◆ Data for this exercise ◆
[Begin]

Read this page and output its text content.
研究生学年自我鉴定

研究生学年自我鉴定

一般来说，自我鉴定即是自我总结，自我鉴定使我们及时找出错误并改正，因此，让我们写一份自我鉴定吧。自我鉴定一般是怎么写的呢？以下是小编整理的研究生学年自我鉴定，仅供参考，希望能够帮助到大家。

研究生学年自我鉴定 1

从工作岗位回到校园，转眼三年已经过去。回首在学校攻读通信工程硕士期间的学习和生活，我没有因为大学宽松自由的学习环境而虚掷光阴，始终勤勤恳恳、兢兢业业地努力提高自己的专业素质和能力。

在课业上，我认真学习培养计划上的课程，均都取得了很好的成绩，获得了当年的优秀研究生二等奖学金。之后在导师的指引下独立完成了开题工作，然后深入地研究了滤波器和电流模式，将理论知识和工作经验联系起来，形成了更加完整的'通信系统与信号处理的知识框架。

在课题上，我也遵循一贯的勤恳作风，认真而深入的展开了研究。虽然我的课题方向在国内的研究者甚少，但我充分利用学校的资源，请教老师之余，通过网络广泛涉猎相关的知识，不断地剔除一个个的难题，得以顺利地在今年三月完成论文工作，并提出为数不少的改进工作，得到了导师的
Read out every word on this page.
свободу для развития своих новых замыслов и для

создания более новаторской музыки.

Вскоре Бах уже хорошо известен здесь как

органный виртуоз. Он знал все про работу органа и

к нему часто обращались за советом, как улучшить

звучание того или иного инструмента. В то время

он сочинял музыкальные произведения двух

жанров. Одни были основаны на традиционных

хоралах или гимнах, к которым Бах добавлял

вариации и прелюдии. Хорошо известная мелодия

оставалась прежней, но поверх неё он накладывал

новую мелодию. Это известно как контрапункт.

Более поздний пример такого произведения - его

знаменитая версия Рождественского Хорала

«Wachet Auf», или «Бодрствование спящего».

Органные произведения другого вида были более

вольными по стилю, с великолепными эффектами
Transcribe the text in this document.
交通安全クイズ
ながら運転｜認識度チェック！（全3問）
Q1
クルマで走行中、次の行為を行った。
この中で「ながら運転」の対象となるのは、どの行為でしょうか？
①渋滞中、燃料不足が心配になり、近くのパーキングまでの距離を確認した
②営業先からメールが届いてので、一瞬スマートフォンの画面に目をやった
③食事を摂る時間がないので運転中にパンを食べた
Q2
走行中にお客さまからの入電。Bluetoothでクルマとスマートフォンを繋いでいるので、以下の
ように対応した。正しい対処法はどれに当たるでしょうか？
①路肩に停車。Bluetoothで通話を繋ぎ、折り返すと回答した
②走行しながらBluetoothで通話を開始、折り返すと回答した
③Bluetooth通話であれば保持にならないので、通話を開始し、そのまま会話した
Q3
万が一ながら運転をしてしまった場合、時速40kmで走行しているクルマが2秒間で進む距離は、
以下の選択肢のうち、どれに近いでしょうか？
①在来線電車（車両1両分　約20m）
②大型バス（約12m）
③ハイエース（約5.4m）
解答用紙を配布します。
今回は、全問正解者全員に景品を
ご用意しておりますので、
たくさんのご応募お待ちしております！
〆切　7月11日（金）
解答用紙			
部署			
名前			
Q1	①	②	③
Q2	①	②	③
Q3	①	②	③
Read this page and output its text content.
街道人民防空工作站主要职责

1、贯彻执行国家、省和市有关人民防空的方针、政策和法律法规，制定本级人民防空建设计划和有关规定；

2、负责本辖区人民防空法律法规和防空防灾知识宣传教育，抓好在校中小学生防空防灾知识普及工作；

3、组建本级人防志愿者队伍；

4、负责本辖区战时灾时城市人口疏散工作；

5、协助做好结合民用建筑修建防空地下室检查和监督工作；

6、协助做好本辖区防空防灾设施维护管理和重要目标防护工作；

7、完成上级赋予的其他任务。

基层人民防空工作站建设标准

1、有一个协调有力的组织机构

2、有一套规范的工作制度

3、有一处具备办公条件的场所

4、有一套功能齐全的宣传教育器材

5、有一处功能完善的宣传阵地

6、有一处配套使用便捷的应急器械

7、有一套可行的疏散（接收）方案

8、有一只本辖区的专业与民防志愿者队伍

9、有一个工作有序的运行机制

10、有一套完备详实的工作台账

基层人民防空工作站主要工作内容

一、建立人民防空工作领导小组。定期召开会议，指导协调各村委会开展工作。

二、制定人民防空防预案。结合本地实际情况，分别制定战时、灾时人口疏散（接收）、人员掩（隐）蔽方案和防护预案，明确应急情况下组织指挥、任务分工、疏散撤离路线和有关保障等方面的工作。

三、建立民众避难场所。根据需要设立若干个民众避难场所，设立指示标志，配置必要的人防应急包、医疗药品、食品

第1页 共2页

[End]

◆ Task to carry out ◆
Give an exact copy of all the data shown above.

◆ Solution to the problem ◆
Read this page and output its text content.
研究生学年自我鉴定

研究生学年自我鉴定

一般来说，自我鉴定即是自我总结，自我鉴定使我们及时找出错误并改正，因此，让我们写一份自我鉴定吧。自我鉴定一般是怎么写的呢？以下是小编整理的研究生学年自我鉴定，仅供参考，希望能够帮助到大家。

研究生学年自我鉴定 1

从工作岗位回到校园，转眼三年已经过去。回首在学校攻读通信工程硕士期间的学习和生活，我没有因为大学宽松自由的学习环境而虚掷光阴，始终勤勤恳恳、兢兢业业地努力提高自己的专业素质和能力。

在课业上，我认真学习培养计划上的课程，均都取得了很好的成绩，获得了当年的优秀研究生二等奖学金。之后在导师的指引下独立完成了开题工作，然后深入地研究了滤波器和电流模式，将理论知识和工作经验联系起来，形成了更加完整的'通信系统与信号处理的知识框架。

在课题上，我也遵循一贯的勤恳作风，认真而深入的展开了研究。虽然我的课题方向在国内的研究者甚少，但我充分利用学校的资源，请教老师之余，通过网络广泛涉猎相关的知识，不断地剔除一个个的难题，得以顺利地在今年三月完成论文工作，并提出为数不少的改进工作，得到了导师的
Read out every word on this page.
свободу для развития своих новых замыслов и для

создания более новаторской музыки.

Вскоре Бах уже хорошо известен здесь как

органный виртуоз. Он знал все про работу органа и

к нему часто обращались за советом, как улучшить

звучание того или иного инструмента. В то время

он сочинял музыкальные произведения двух

жанров. Одни были основаны на традиционных

хоралах или гимнах, к которым Бах добавлял

вариации и прелюдии. Хорошо известная мелодия

оставалась прежней, но поверх неё он накладывал

новую мелодию. Это известно как контрапункт.

Более поздний пример такого произведения - его

знаменитая версия Рождественского Хорала

«Wachet Auf», или «Бодрствование спящего».

Органные произведения другого вида были более

вольными по стилю, с великолепными эффектами
Transcribe the text in this document.
交通安全クイズ
ながら運転｜認識度チェック！（全3問）
Q1
クルマで走行中、次の行為を行った。
この中で「ながら運転」の対象となるのは、どの行為でしょうか？
①渋滞中、燃料不足が心配になり、近くのパーキングまでの距離を確認した
②営業先からメールが届いてので、一瞬スマートフォンの画面に目をやった
③食事を摂る時間がないので運転中にパンを食べた
Q2
走行中にお客さまからの入電。Bluetoothでクルマとスマートフォンを繋いでいるので、以下の
ように対応した。正しい対処法はどれに当たるでしょうか？
①路肩に停車。Bluetoothで通話を繋ぎ、折り返すと回答した
②走行しながらBluetoothで通話を開始、折り返すと回答した
③Bluetooth通話であれば保持にならないので、通話を開始し、そのまま会話した
Q3
万が一ながら運転をしてしまった場合、時速40kmで走行しているクルマが2秒間で進む距離は、
以下の選択肢のうち、どれに近いでしょうか？
①在来線電車（車両1両分　約20m）
②大型バス（約12m）
③ハイエース（約5.4m）
解答用紙を配布します。
今回は、全問正解者全員に景品を
ご用意しておりますので、
たくさんのご応募お待ちしております！
〆切　7月11日（金）
解答用紙			
部署			
名前			
Q1	①	②	③
Q2	①	②	③
Q3	①	②	③
Read this page and output its text content.
街道人民防空工作站主要职责

1、贯彻执行国家、省和市有关人民防空的方针、政策和法律法规，制定本级人民防空建设计划和有关规定；

2、负责本辖区人民防空法律法规和防空防灾知识宣传教育，抓好在校中小学生防空防灾知识普及工作；

3、组建本级人防志愿者队伍；

4、负责本辖区战时灾时城市人口疏散工作；

5、协助做好结合民用建筑修建防空地下室检查和监督工作；

6、协助做好本辖区防空防灾设施维护管理和重要目标防护工作；

7、完成上级赋予的其他任务。

基层人民防空工作站建设标准

1、有一个协调有力的组织机构

2、有一套规范的工作制度

3、有一处具备办公条件的场所

4、有一套功能齐全的宣传教育器材

5、有一处功能完善的宣传阵地

6、有一处配套使用便捷的应急器械

7、有一套可行的疏散（接收）方案

8、有一只本辖区的专业与民防志愿者队伍

9、有一个工作有序的运行机制

10、有一套完备详实的工作台账

基层人民防空工作站主要工作内容

一、建立人民防空工作领导小组。定期召开会议，指导协调各村委会开展工作。

二、制定人民防空防预案。结合本地实际情况，分别制定战时、灾时人口疏散（接收）、人员掩（隐）蔽方案和防护预案，明确应急情况下组织指挥、任务分工、疏散撤离路线和有关保障等方面的工作。

三、建立民众避难场所。根据需要设立若干个民众避难场所，设立指示标志，配置必要的人防应急包、医疗药品、食品

第1页 共2页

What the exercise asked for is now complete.